▶ _Exercise_: Transcribe the listing below word for word.

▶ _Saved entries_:

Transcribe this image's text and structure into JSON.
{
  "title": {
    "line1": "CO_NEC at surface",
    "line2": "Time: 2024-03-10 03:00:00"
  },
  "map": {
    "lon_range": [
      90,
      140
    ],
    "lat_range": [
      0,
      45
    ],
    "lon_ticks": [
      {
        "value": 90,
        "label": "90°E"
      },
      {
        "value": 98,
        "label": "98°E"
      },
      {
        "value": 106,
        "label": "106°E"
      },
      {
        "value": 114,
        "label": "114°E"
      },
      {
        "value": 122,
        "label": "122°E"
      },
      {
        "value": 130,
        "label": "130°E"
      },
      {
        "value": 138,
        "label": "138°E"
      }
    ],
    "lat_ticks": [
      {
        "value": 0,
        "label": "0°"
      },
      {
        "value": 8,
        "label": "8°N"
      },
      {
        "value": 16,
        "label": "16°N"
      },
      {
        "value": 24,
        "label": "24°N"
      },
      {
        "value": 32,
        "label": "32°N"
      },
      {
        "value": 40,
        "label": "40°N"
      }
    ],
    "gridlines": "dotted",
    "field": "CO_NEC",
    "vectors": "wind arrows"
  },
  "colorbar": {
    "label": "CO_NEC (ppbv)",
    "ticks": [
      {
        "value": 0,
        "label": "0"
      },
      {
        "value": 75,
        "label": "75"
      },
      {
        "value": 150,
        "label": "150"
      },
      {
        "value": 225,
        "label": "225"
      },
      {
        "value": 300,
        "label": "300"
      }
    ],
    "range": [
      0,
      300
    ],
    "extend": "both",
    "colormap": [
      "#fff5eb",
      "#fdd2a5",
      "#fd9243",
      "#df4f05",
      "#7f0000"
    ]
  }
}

▶ _Finished exercise_:
Transcribe this image's text and structure into JSON.
{
  "title": {
    "line1": "CO_NEC at surface",
    "line2": "Time: 2024-03-10 03:00:00"
  },
  "map": {
    "lon_range": [
      90,
      140
    ],
    "lat_range": [
      0,
      45
    ],
    "lon_ticks": [
      {
        "value": 90,
        "label": "90°E"
      },
      {
        "value": 98,
        "label": "98°E"
      },
      {
        "value": 106,
        "label": "106°E"
      },
      {
        "value": 114,
        "label": "114°E"
      },
      {
        "value": 122,
        "label": "122°E"
      },
      {
        "value": 130,
        "label": "130°E"
      },
      {
        "value": 138,
        "label": "138°E"
      }
    ],
    "lat_ticks": [
      {
        "value": 0,
        "label": "0°"
      },
      {
        "value": 8,
        "label": "8°N"
      },
      {
        "value": 16,
        "label": "16°N"
      },
      {
        "value": 24,
        "label": "24°N"
      },
      {
        "value": 32,
        "label": "32°N"
      },
      {
        "value": 40,
        "label": "40°N"
      }
    ],
    "gridlines": "dotted",
    "field": "CO_NEC",
    "vectors": "wind arrows"
  },
  "colorbar": {
    "label": "CO_NEC (ppbv)",
    "ticks": [
      {
        "value": 0,
        "label": "0"
      },
      {
        "value": 75,
        "label": "75"
      },
      {
        "value": 150,
        "label": "150"
      },
      {
        "value": 225,
        "label": "225"
      },
      {
        "value": 300,
        "label": "300"
      }
    ],
    "range": [
      0,
      300
    ],
    "extend": "both",
    "colormap": [
      "#fff5eb",
      "#fdd2a5",
      "#fd9243",
      "#df4f05",
      "#7f0000"
    ]
  }
}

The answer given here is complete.